:: EXERCISE DATA ::

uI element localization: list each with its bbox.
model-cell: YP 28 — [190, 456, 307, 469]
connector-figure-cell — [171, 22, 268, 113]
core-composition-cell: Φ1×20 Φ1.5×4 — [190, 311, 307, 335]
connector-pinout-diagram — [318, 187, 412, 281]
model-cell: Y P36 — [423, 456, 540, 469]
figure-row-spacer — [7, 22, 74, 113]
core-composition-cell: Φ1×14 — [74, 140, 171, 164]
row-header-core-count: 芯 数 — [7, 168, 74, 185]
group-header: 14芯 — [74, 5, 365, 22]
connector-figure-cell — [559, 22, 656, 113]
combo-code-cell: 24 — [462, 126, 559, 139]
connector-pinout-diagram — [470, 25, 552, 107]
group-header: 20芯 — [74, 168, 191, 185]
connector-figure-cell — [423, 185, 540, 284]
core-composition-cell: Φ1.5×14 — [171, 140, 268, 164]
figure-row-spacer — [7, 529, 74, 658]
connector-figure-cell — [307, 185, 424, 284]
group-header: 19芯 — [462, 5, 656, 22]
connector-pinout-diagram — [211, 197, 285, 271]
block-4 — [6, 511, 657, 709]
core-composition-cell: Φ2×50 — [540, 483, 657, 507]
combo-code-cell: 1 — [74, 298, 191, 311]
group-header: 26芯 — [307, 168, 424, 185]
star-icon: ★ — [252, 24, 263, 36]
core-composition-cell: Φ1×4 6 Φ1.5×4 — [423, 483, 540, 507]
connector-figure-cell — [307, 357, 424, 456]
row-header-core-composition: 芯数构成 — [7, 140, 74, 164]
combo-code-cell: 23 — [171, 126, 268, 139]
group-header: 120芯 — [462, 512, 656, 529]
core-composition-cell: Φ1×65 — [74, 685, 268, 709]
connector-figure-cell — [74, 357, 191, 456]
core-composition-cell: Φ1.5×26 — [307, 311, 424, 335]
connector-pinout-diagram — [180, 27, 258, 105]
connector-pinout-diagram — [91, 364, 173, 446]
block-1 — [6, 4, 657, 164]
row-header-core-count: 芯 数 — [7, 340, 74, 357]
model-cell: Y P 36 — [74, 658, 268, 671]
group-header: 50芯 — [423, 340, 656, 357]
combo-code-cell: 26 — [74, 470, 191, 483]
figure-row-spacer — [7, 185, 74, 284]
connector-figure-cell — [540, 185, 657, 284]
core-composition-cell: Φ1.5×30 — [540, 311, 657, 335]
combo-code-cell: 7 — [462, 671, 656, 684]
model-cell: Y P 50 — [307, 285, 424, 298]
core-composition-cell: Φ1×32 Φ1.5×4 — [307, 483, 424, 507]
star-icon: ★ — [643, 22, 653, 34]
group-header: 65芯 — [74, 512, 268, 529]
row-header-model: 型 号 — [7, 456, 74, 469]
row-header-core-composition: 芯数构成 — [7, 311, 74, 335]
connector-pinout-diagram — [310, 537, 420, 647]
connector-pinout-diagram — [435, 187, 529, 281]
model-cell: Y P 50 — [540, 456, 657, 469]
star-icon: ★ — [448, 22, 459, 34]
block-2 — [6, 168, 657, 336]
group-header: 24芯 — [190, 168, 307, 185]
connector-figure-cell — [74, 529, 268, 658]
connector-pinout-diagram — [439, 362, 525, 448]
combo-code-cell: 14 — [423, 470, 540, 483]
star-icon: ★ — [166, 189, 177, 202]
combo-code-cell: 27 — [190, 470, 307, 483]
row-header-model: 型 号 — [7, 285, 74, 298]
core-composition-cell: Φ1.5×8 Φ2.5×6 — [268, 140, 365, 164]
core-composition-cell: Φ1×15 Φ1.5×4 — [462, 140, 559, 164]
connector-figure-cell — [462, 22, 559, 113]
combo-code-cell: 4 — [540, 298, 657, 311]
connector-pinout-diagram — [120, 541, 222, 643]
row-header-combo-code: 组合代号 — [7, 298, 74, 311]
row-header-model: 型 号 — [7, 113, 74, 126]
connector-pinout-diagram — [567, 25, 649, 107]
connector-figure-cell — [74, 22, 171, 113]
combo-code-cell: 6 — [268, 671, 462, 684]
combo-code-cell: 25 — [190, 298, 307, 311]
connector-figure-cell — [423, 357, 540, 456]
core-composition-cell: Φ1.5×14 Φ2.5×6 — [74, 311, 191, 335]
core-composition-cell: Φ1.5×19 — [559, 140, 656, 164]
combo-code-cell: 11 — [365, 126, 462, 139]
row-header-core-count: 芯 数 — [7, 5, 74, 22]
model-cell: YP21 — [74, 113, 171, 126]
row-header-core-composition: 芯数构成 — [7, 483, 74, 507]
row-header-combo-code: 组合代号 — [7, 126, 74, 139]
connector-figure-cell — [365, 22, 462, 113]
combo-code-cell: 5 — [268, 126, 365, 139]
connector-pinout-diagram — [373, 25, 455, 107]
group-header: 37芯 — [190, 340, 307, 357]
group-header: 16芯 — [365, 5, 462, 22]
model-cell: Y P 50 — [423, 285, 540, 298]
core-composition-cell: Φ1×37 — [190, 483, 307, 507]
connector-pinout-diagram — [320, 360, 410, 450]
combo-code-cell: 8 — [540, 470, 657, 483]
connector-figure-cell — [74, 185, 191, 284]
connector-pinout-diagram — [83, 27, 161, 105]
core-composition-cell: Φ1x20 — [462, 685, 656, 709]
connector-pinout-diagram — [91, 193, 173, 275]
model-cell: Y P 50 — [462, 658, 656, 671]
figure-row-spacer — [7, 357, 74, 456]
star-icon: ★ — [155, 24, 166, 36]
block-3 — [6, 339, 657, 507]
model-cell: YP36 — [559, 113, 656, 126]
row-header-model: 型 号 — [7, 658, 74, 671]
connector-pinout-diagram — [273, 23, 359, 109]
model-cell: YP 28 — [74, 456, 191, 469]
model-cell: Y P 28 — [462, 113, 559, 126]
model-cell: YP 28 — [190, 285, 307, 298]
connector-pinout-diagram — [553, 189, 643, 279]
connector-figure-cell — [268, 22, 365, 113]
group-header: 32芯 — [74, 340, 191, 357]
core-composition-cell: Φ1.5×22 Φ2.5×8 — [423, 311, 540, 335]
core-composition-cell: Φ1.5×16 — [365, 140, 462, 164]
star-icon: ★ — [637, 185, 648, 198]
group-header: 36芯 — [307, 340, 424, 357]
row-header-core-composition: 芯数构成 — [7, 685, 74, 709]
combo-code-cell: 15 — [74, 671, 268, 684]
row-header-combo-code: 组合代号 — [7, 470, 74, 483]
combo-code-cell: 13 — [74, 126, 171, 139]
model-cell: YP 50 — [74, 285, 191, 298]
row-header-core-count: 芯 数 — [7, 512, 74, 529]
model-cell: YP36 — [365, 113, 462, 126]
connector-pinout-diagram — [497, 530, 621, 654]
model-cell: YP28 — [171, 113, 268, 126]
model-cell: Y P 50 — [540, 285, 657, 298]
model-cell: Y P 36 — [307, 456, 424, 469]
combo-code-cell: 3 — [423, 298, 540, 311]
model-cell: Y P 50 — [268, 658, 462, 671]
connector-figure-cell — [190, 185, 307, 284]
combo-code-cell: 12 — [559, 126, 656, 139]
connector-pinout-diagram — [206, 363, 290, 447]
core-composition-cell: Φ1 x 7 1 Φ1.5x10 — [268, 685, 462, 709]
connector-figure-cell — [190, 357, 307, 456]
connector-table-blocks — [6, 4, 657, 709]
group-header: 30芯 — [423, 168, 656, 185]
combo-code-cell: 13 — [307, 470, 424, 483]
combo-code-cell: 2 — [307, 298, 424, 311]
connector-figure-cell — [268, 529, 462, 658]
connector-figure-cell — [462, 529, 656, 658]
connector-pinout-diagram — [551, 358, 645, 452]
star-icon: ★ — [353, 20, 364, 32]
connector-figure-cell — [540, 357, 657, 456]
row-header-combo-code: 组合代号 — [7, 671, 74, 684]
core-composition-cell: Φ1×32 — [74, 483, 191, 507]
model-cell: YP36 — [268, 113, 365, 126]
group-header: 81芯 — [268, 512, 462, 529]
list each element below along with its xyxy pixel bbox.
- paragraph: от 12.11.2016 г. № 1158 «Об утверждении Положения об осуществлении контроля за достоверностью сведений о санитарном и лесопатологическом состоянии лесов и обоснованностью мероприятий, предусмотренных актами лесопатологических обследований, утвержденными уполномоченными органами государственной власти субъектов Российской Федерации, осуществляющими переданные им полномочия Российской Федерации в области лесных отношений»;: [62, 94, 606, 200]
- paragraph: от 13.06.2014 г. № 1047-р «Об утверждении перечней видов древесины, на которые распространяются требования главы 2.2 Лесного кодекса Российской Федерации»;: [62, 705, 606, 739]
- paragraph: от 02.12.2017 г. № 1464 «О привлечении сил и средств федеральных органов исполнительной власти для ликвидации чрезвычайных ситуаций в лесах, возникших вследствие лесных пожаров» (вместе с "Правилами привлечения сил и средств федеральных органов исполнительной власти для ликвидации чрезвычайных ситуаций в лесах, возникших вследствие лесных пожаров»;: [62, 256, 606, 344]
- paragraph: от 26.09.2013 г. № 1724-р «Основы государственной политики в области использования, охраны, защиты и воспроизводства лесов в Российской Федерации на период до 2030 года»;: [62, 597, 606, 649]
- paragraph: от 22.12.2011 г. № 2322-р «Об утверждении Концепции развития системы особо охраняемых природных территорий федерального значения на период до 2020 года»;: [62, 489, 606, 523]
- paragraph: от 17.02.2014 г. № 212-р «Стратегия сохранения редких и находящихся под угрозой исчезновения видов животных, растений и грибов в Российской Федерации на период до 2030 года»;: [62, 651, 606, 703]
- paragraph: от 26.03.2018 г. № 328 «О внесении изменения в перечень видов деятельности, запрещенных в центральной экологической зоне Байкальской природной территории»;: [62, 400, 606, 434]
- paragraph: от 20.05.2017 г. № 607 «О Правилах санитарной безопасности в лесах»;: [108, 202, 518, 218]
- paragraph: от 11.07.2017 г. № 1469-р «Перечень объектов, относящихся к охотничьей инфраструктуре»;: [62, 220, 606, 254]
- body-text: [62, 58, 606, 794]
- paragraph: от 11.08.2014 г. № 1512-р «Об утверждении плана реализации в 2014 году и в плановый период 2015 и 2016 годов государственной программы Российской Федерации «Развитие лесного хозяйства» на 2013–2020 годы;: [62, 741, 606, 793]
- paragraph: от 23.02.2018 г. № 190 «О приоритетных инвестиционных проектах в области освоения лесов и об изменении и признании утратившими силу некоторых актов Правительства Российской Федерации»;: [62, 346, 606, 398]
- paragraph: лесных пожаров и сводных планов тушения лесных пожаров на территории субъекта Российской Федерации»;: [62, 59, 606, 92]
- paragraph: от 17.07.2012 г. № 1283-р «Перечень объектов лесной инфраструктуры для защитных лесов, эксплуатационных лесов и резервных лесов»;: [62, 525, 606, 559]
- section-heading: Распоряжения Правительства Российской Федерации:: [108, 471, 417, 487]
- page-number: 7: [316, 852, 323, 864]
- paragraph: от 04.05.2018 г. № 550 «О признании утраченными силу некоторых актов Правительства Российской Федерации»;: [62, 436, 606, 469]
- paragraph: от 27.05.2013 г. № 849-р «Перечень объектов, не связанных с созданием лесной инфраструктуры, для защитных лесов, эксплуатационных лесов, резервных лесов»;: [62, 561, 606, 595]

:::

> **WHAT NEEDS TO BE DONE**:
Can you convert the items into a Markdown table with the columns Row and Content, starting at the first line of the items and ending at the line that contains "block-4 — [6, 511, 657, 709]", both included, with one numbered row per line and blank lines skipped?

> **THE REPLY**:
| Row | Content |
|---|---|
| 1 | uI element localization: list each with its bbox. |
| 2 | model-cell: YP 28 — [190, 456, 307, 469] |
| 3 | connector-figure-cell — [171, 22, 268, 113] |
| 4 | core-composition-cell: Φ1×20 Φ1.5×4 — [190, 311, 307, 335] |
| 5 | connector-pinout-diagram — [318, 187, 412, 281] |
| 6 | model-cell: Y P36 — [423, 456, 540, 469] |
| 7 | figure-row-spacer — [7, 22, 74, 113] |
| 8 | core-composition-cell: Φ1×14 — [74, 140, 171, 164] |
| 9 | row-header-core-count: 芯 数 — [7, 168, 74, 185] |
| 10 | group-header: 14芯 — [74, 5, 365, 22] |
| 11 | connector-figure-cell — [559, 22, 656, 113] |
| 12 | combo-code-cell: 24 — [462, 126, 559, 139] |
| 13 | connector-pinout-diagram — [470, 25, 552, 107] |
| 14 | group-header: 20芯 — [74, 168, 191, 185] |
| 15 | connector-figure-cell — [423, 185, 540, 284] |
| 16 | core-composition-cell: Φ1.5×14 — [171, 140, 268, 164] |
| 17 | figure-row-spacer — [7, 529, 74, 658] |
| 18 | connector-figure-cell — [307, 185, 424, 284] |
| 19 | group-header: 19芯 — [462, 5, 656, 22] |
| 20 | connector-pinout-diagram — [211, 197, 285, 271] |
| 21 | block-4 — [6, 511, 657, 709] |